### Work to do
Each line below must be set down exactly; omit any image you find.

### Material
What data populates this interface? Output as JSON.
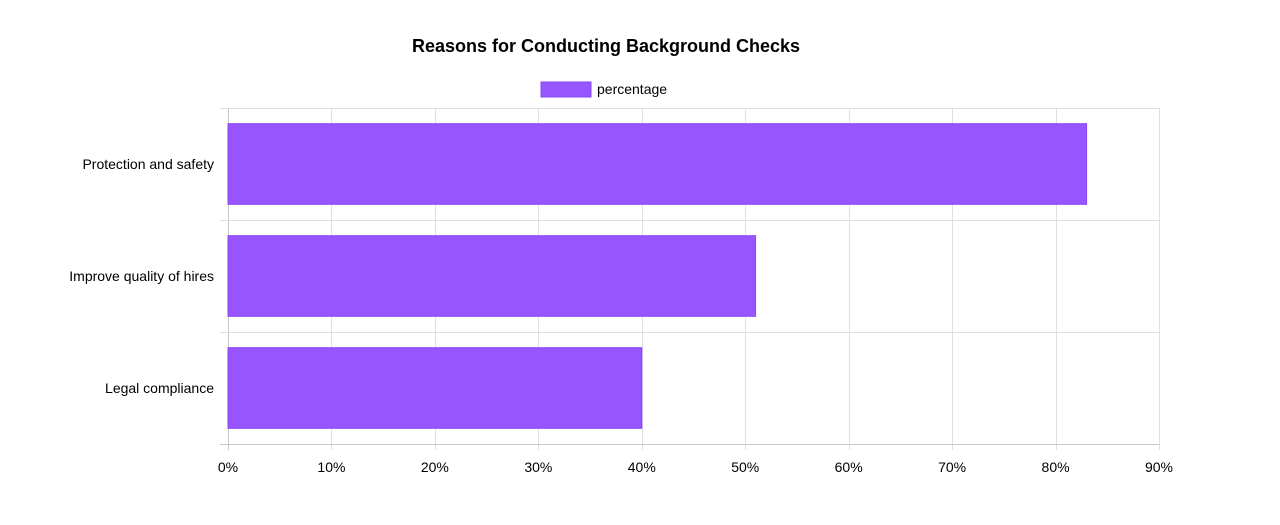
{
  "chart_data": {
    "type": "bar",
    "orientation": "horizontal",
    "title": "Reasons for Conducting Background Checks",
    "categories": [
      "Protection and safety",
      "Improve quality of hires",
      "Legal compliance"
    ],
    "series": [
      {
        "name": "percentage",
        "values": [
          83,
          51,
          40
        ],
        "color": "#9655ff",
        "border_color": "#8a45f5"
      }
    ],
    "x_ticks": [
      "0%",
      "10%",
      "20%",
      "30%",
      "40%",
      "50%",
      "60%",
      "70%",
      "80%",
      "90%"
    ],
    "xlim": [
      0,
      90
    ],
    "xlabel": "",
    "ylabel": "",
    "grid": true,
    "legend_position": "top"
  }
}
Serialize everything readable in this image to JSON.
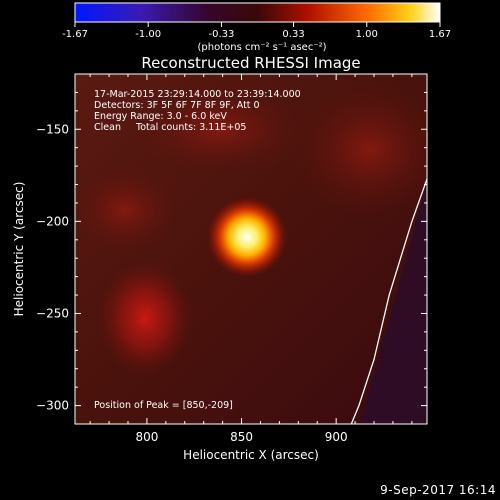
{
  "colorbar": {
    "tick_labels": [
      "-1.67",
      "-1.00",
      "-0.33",
      "0.33",
      "1.00",
      "1.67"
    ],
    "tick_values": [
      -1.67,
      -1.0,
      -0.33,
      0.33,
      1.0,
      1.67
    ],
    "range": [
      -1.67,
      1.67
    ],
    "unit_label": "(photons cm⁻² s⁻¹ asec⁻²)"
  },
  "plot": {
    "title": "Reconstructed RHESSI Image",
    "info_lines": [
      "17-Mar-2015 23:29:14.000 to 23:39:14.000",
      "Detectors: 3F 5F 6F 7F 8F 9F, Att 0",
      "Energy Range: 3.0 - 6.0 keV",
      "Clean     Total counts: 3.11E+05"
    ],
    "peak_text": "Position of Peak = [850,-209]"
  },
  "chart_data": {
    "type": "heatmap",
    "title": "Reconstructed RHESSI Image",
    "xlabel": "Heliocentric X (arcsec)",
    "ylabel": "Heliocentric Y (arcsec)",
    "xlim": [
      762,
      948
    ],
    "ylim": [
      -310,
      -120
    ],
    "x_ticks": [
      800,
      850,
      900
    ],
    "y_ticks": [
      -300,
      -250,
      -200,
      -150
    ],
    "colormap": "rhessi-bipolar (blue-purple-red-yellow-white)",
    "value_range": [
      -1.67,
      1.67
    ],
    "peak": {
      "x": 850,
      "y": -209,
      "value": 1.67
    },
    "secondary_sources": [
      {
        "x": 795,
        "y": -248,
        "value": 0.5
      },
      {
        "x": 785,
        "y": -190,
        "value": 0.35
      },
      {
        "x": 930,
        "y": -150,
        "value": 0.3
      }
    ],
    "limb_curve": [
      [
        948,
        -177
      ],
      [
        940,
        -200
      ],
      [
        928,
        -240
      ],
      [
        920,
        -275
      ],
      [
        912,
        -300
      ],
      [
        908,
        -310
      ]
    ]
  },
  "footer": {
    "timestamp": "9-Sep-2017 16:14"
  }
}
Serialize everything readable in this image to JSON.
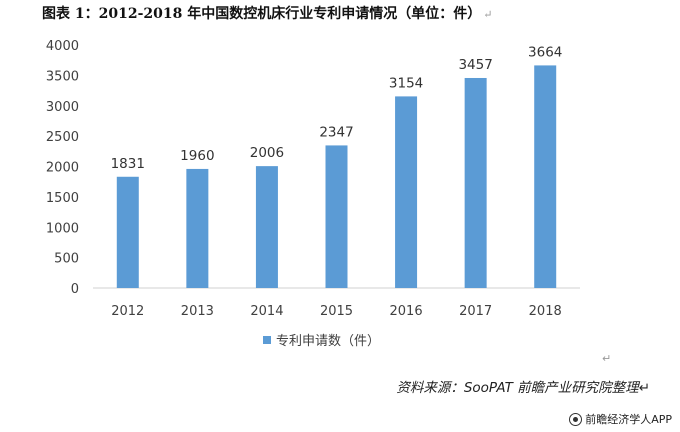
{
  "header": {
    "title": "图表 1：2012-2018 年中国数控机床行业专利申请情况（单位：件）",
    "para_mark": "↵"
  },
  "chart_data": {
    "type": "bar",
    "categories": [
      "2012",
      "2013",
      "2014",
      "2015",
      "2016",
      "2017",
      "2018"
    ],
    "series": [
      {
        "name": "专利申请数（件）",
        "values": [
          1831,
          1960,
          2006,
          2347,
          3154,
          3457,
          3664
        ],
        "color": "#5b9bd5"
      }
    ],
    "ylim": [
      0,
      4000
    ],
    "yticks": [
      0,
      500,
      1000,
      1500,
      2000,
      2500,
      3000,
      3500,
      4000
    ],
    "grid": false,
    "legend": "bottom",
    "data_labels": true
  },
  "footer": {
    "source": "资料来源：SooPAT 前瞻产业研究院整理↵",
    "watermark": "前瞻经济学人APP",
    "watermark_icon": "weibo-icon"
  }
}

### Exercise response
What data populates this interface? Output as JSON.
{
  "chart_data": {
    "type": "bar",
    "orientation": "horizontal",
    "title": "Reasons for Conducting Background Checks",
    "categories": [
      "Protection and safety",
      "Improve quality of hires",
      "Legal compliance"
    ],
    "series": [
      {
        "name": "percentage",
        "values": [
          83,
          51,
          40
        ],
        "color": "#9655ff",
        "border_color": "#8a45f5"
      }
    ],
    "x_ticks": [
      "0%",
      "10%",
      "20%",
      "30%",
      "40%",
      "50%",
      "60%",
      "70%",
      "80%",
      "90%"
    ],
    "xlim": [
      0,
      90
    ],
    "xlabel": "",
    "ylabel": "",
    "grid": true,
    "legend_position": "top"
  }
}
Serialize everything readable in this image to JSON.
{
  "colorbar": {
    "tick_labels": [
      "-1.67",
      "-1.00",
      "-0.33",
      "0.33",
      "1.00",
      "1.67"
    ],
    "tick_values": [
      -1.67,
      -1.0,
      -0.33,
      0.33,
      1.0,
      1.67
    ],
    "range": [
      -1.67,
      1.67
    ],
    "unit_label": "(photons cm⁻² s⁻¹ asec⁻²)"
  },
  "plot": {
    "title": "Reconstructed RHESSI Image",
    "info_lines": [
      "17-Mar-2015 23:29:14.000 to 23:39:14.000",
      "Detectors: 3F 5F 6F 7F 8F 9F, Att 0",
      "Energy Range: 3.0 - 6.0 keV",
      "Clean     Total counts: 3.11E+05"
    ],
    "peak_text": "Position of Peak = [850,-209]"
  },
  "chart_data": {
    "type": "heatmap",
    "title": "Reconstructed RHESSI Image",
    "xlabel": "Heliocentric X (arcsec)",
    "ylabel": "Heliocentric Y (arcsec)",
    "xlim": [
      762,
      948
    ],
    "ylim": [
      -310,
      -120
    ],
    "x_ticks": [
      800,
      850,
      900
    ],
    "y_ticks": [
      -300,
      -250,
      -200,
      -150
    ],
    "colormap": "rhessi-bipolar (blue-purple-red-yellow-white)",
    "value_range": [
      -1.67,
      1.67
    ],
    "peak": {
      "x": 850,
      "y": -209,
      "value": 1.67
    },
    "secondary_sources": [
      {
        "x": 795,
        "y": -248,
        "value": 0.5
      },
      {
        "x": 785,
        "y": -190,
        "value": 0.35
      },
      {
        "x": 930,
        "y": -150,
        "value": 0.3
      }
    ],
    "limb_curve": [
      [
        948,
        -177
      ],
      [
        940,
        -200
      ],
      [
        928,
        -240
      ],
      [
        920,
        -275
      ],
      [
        912,
        -300
      ],
      [
        908,
        -310
      ]
    ]
  },
  "footer": {
    "timestamp": "9-Sep-2017 16:14"
  }
}
Serialize everything readable in this image to JSON.
{
  "header": {
    "title": "图表 1：2012-2018 年中国数控机床行业专利申请情况（单位：件）",
    "para_mark": "↵"
  },
  "chart_data": {
    "type": "bar",
    "categories": [
      "2012",
      "2013",
      "2014",
      "2015",
      "2016",
      "2017",
      "2018"
    ],
    "series": [
      {
        "name": "专利申请数（件）",
        "values": [
          1831,
          1960,
          2006,
          2347,
          3154,
          3457,
          3664
        ],
        "color": "#5b9bd5"
      }
    ],
    "ylim": [
      0,
      4000
    ],
    "yticks": [
      0,
      500,
      1000,
      1500,
      2000,
      2500,
      3000,
      3500,
      4000
    ],
    "grid": false,
    "legend": "bottom",
    "data_labels": true
  },
  "footer": {
    "source": "资料来源：SooPAT 前瞻产业研究院整理↵",
    "watermark": "前瞻经济学人APP",
    "watermark_icon": "weibo-icon"
  }
}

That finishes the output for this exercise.